■ To do ■
Look below. Copy each line that has "been" in it.

===== Given data =====

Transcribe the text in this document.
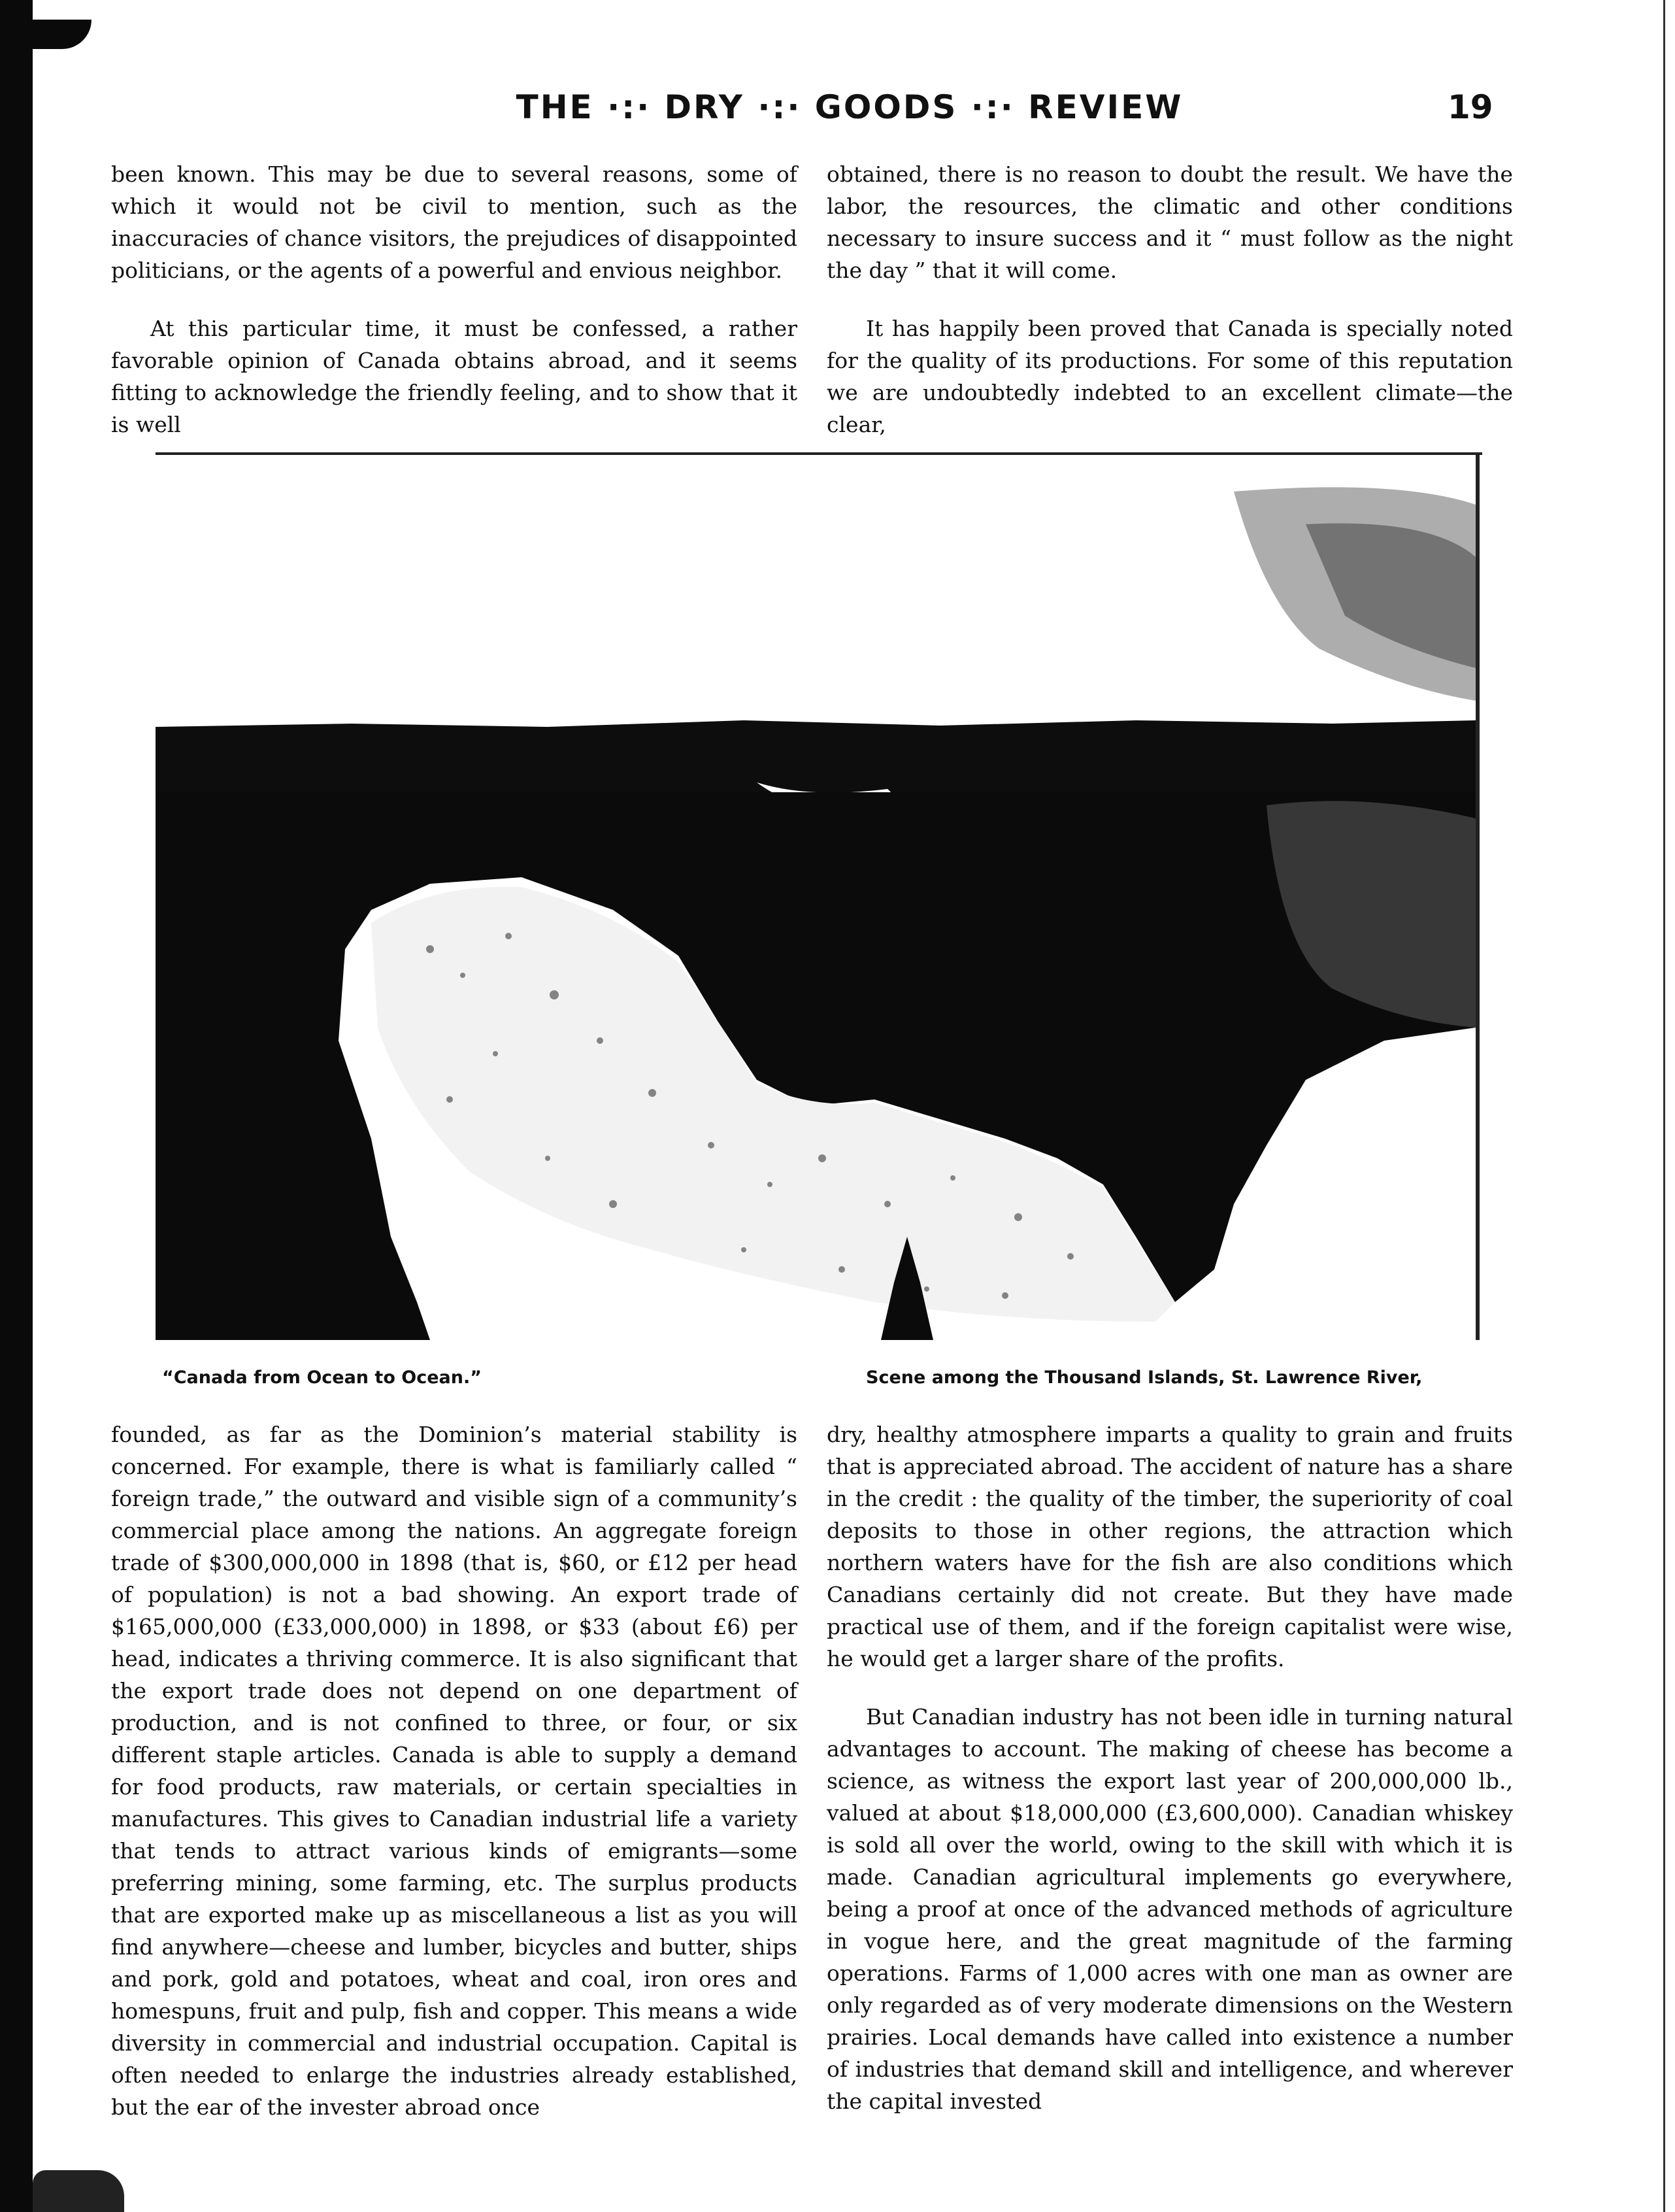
THE ·:· DRY ·:· GOODS ·:· REVIEW	19

been known. This may be due to several reasons, some of which it would not be civil to mention, such as the inaccuracies of chance visitors, the prejudices of disappointed politicians, or the agents of a powerful and envious neighbor.

At this particular time, it must be confessed, a rather favorable opinion of Canada obtains abroad, and it seems fitting to acknowledge the friendly feeling, and to show that it is well

obtained, there is no reason to doubt the result. We have the labor, the resources, the climatic and other conditions necessary to insure success and it “ must follow as the night the day ” that it will come.

It has happily been proved that Canada is specially noted for the quality of its productions. For some of this reputation we are undoubtedly indebted to an excellent climate—the clear,

“Canada from Ocean to Ocean.”	Scene among the Thousand Islands, St. Lawrence River,

founded, as far as the Dominion’s material stability is concerned. For example, there is what is familiarly called “ foreign trade,” the outward and visible sign of a community’s commercial place among the nations. An aggregate foreign trade of $300,000,000 in 1898 (that is, $60, or £12 per head of population) is not a bad showing. An export trade of $165,000,000 (£33,000,000) in 1898, or $33 (about £6) per head, indicates a thriving commerce. It is also significant that the export trade does not depend on one department of production, and is not confined to three, or four, or six different staple articles. Canada is able to supply a demand for food products, raw materials, or certain specialties in manufactures. This gives to Canadian industrial life a variety that tends to attract various kinds of emigrants—some preferring mining, some farming, etc. The surplus products that are exported make up as miscellaneous a list as you will find anywhere—cheese and lumber, bicycles and butter, ships and pork, gold and potatoes, wheat and coal, iron ores and homespuns, fruit and pulp, fish and copper. This means a wide diversity in commercial and industrial occupation. Capital is often needed to enlarge the industries already established, but the ear of the invester abroad once

dry, healthy atmosphere imparts a quality to grain and fruits that is appreciated abroad. The accident of nature has a share in the credit : the quality of the timber, the superiority of coal deposits to those in other regions, the attraction which northern waters have for the fish are also conditions which Canadians certainly did not create. But they have made practical use of them, and if the foreign capitalist were wise, he would get a larger share of the profits.

But Canadian industry has not been idle in turning natural advantages to account. The making of cheese has become a science, as witness the export last year of 200,000,000 lb., valued at about $18,000,000 (£3,600,000). Canadian whiskey is sold all over the world, owing to the skill with which it is made. Canadian agricultural implements go everywhere, being a proof at once of the advanced methods of agriculture in vogue here, and the great magnitude of the farming operations. Farms of 1,000 acres with one man as owner are only regarded as of very moderate dimensions on the Western prairies. Local demands have called into existence a number of industries that demand skill and intelligence, and wherever the capital invested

=====

■ Solution for this problem ■
been known. This may be due to several reasons, some of which it would not be civil to mention, such as the inaccuracies of chance visitors, the prejudices of disappointed politicians, or the agents of a powerful and envious neighbor.
It has happily been proved that Canada is specially noted for the quality of its productions. For some of this reputation we are undoubtedly indebted to an excellent climate—the clear,
But Canadian industry has not been idle in turning natural advantages to account. The making of cheese has become a science, as witness the export last year of 200,000,000 lb., valued at about $18,000,000 (£3,600,000). Canadian whiskey is sold all over the world, owing to the skill with which it is made. Canadian agricultural implements go everywhere, being a proof at once of the advanced methods of agriculture in vogue here, and the great magnitude of the farming operations. Farms of 1,000 acres with one man as owner are only regarded as of very moderate dimensions on the Western prairies. Local demands have called into existence a number of industries that demand skill and intelligence, and wherever the capital invested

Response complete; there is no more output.